Work instructions -> Reproduce verbatim the items from the line containing "tab-label: Settings bbox=[299, 986, 339, 998]" through the line containing "active-day-indicator bbox=[230, 880, 238, 888]", with both of those lines included. Give nothing beyond that stretch.

Entries provided ->
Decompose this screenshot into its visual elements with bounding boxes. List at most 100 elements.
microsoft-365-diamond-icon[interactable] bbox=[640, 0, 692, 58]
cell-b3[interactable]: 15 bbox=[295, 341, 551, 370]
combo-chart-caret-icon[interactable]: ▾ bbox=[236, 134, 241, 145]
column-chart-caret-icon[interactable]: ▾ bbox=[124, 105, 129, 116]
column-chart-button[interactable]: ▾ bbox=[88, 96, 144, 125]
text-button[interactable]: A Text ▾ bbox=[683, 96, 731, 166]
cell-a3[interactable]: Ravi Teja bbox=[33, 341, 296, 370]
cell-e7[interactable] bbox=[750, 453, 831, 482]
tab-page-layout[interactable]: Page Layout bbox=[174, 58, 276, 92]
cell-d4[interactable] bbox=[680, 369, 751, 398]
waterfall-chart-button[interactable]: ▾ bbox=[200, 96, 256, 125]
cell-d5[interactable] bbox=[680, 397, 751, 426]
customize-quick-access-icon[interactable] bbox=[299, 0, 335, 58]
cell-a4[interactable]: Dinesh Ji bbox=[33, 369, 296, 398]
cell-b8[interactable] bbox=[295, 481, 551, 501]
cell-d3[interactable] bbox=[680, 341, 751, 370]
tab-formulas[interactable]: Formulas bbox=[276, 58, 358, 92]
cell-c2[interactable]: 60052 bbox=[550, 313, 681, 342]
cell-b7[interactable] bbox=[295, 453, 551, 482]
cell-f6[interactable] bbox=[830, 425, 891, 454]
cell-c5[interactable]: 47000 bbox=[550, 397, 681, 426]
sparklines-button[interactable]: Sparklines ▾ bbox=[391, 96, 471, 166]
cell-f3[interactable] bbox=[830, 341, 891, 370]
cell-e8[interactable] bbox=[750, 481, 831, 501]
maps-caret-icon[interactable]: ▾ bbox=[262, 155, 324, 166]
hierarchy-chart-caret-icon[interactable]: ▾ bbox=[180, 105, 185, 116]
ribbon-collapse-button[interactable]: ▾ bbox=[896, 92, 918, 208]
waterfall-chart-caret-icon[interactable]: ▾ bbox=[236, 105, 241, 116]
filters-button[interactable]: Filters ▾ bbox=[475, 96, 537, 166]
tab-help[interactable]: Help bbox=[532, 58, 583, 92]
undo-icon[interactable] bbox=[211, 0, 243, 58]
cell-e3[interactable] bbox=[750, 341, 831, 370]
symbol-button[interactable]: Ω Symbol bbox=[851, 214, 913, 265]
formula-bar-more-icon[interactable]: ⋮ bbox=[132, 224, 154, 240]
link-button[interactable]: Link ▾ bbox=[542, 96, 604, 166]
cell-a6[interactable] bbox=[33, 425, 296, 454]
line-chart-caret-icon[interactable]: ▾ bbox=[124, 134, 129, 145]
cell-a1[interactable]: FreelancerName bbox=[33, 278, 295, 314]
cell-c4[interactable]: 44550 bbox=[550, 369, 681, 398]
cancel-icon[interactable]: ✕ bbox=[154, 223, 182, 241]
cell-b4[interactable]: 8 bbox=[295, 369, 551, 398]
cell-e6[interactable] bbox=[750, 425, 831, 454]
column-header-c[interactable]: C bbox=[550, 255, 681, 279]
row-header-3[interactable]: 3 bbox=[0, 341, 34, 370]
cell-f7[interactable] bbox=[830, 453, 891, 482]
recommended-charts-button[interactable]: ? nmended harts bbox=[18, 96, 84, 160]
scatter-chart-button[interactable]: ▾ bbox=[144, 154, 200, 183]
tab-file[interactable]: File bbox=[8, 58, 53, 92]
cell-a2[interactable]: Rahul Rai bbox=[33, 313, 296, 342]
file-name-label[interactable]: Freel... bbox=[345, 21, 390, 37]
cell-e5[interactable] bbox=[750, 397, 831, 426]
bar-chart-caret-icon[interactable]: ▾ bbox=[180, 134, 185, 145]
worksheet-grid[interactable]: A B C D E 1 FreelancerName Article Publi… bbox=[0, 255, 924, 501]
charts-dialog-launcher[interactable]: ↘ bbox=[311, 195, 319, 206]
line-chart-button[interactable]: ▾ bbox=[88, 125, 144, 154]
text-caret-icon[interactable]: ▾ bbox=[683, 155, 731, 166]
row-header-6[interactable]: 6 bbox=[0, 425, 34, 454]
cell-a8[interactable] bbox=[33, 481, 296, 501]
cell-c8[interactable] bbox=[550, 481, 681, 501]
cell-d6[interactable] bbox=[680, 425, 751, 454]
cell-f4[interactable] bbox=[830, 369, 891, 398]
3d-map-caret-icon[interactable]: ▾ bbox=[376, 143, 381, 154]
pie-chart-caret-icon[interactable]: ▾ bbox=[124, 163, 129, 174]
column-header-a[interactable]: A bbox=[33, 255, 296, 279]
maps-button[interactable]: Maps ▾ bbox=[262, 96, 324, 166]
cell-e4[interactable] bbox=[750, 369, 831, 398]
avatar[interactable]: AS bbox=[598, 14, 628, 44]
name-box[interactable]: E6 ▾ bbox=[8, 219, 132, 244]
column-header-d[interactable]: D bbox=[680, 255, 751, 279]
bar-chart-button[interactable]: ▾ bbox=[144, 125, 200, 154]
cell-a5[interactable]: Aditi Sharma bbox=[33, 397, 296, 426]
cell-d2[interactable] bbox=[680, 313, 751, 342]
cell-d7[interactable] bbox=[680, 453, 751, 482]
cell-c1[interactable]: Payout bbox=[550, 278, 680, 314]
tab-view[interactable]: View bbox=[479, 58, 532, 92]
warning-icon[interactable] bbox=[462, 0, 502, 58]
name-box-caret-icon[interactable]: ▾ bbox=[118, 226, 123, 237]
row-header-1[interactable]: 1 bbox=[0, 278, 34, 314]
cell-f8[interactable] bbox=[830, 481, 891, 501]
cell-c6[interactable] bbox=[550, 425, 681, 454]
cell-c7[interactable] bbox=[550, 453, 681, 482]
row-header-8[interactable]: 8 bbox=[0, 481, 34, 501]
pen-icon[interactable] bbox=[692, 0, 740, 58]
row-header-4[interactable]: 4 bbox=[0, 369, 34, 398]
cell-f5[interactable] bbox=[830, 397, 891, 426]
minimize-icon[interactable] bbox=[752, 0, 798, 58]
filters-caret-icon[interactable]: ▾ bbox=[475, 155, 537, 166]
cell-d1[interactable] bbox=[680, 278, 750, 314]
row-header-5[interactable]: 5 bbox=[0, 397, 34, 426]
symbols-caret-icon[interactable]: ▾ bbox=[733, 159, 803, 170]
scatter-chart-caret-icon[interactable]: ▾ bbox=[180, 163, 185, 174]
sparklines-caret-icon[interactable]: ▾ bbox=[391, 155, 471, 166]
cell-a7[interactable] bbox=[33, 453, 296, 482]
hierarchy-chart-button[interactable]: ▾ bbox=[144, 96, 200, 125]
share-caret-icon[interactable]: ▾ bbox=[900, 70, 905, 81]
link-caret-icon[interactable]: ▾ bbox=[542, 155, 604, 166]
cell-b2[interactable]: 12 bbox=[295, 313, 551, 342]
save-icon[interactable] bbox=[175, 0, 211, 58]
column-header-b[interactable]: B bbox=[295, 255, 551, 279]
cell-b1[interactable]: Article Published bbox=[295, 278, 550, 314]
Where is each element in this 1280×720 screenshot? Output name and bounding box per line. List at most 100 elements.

* * *

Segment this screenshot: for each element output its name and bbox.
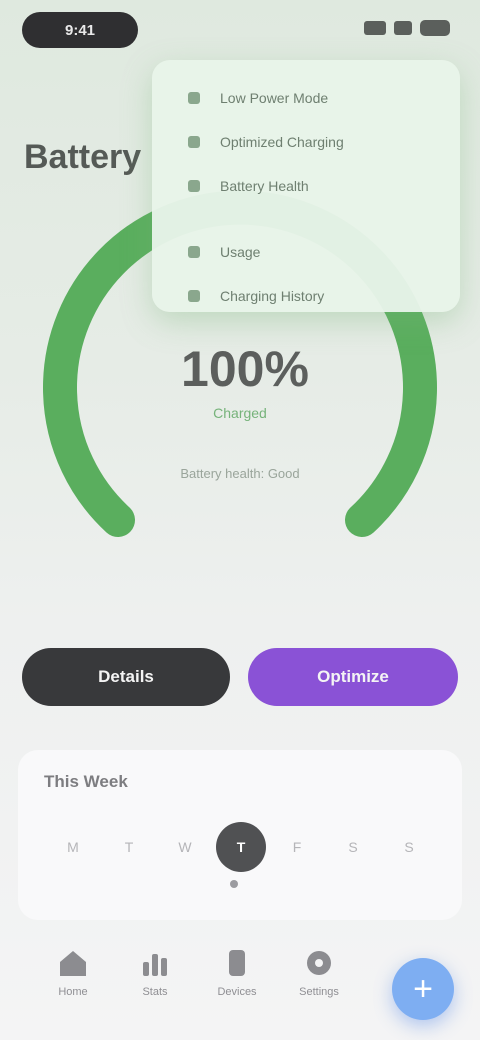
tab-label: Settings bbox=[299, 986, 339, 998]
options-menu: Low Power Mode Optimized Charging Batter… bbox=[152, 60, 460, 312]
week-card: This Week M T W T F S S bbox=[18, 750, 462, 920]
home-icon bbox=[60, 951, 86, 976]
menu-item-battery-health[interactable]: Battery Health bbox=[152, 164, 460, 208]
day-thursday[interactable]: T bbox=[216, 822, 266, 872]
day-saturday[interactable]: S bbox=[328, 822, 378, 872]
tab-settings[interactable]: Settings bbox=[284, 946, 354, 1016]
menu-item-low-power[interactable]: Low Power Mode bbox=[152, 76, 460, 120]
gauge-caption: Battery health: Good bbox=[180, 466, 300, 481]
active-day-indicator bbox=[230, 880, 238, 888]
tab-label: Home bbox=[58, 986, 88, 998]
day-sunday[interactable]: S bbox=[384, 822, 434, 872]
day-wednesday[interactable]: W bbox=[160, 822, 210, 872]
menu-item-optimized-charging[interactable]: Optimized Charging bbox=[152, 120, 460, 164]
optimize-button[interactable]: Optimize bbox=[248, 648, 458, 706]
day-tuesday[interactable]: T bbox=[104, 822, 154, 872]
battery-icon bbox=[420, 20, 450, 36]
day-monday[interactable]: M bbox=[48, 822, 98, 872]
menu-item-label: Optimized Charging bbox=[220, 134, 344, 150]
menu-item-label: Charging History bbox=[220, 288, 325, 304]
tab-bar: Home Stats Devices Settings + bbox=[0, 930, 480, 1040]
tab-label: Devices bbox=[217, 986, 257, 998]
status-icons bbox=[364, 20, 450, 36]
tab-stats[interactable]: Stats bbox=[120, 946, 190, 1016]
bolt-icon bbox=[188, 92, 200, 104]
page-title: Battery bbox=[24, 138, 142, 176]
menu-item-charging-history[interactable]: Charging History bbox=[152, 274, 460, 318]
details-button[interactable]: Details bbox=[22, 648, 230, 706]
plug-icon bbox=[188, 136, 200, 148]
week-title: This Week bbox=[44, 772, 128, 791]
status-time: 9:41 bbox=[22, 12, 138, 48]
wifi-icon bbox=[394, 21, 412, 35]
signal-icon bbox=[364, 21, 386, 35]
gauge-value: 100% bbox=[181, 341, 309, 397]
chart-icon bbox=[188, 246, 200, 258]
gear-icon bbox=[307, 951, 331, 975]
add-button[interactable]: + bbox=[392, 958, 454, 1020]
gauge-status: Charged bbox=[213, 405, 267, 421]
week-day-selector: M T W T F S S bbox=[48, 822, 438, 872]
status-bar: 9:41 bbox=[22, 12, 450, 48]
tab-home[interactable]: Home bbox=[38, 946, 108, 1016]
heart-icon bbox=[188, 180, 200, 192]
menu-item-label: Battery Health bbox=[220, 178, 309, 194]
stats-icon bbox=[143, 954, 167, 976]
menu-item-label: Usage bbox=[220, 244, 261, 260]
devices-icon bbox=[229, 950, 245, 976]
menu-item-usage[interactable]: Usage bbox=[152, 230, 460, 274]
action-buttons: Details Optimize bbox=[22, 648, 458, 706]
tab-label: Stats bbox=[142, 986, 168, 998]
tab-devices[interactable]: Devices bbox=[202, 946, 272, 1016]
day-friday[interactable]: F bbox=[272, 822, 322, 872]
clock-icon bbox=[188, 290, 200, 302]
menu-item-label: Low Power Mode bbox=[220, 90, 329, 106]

Response for this exercise ->
tab-label: Settings bbox=[299, 986, 339, 998]
options-menu: Low Power Mode Optimized Charging Batter… bbox=[152, 60, 460, 312]
week-card: This Week M T W T F S S bbox=[18, 750, 462, 920]
home-icon bbox=[60, 951, 86, 976]
menu-item-battery-health[interactable]: Battery Health bbox=[152, 164, 460, 208]
day-thursday[interactable]: T bbox=[216, 822, 266, 872]
day-saturday[interactable]: S bbox=[328, 822, 378, 872]
tab-settings[interactable]: Settings bbox=[284, 946, 354, 1016]
menu-item-low-power[interactable]: Low Power Mode bbox=[152, 76, 460, 120]
gauge-caption: Battery health: Good bbox=[180, 466, 300, 481]
active-day-indicator bbox=[230, 880, 238, 888]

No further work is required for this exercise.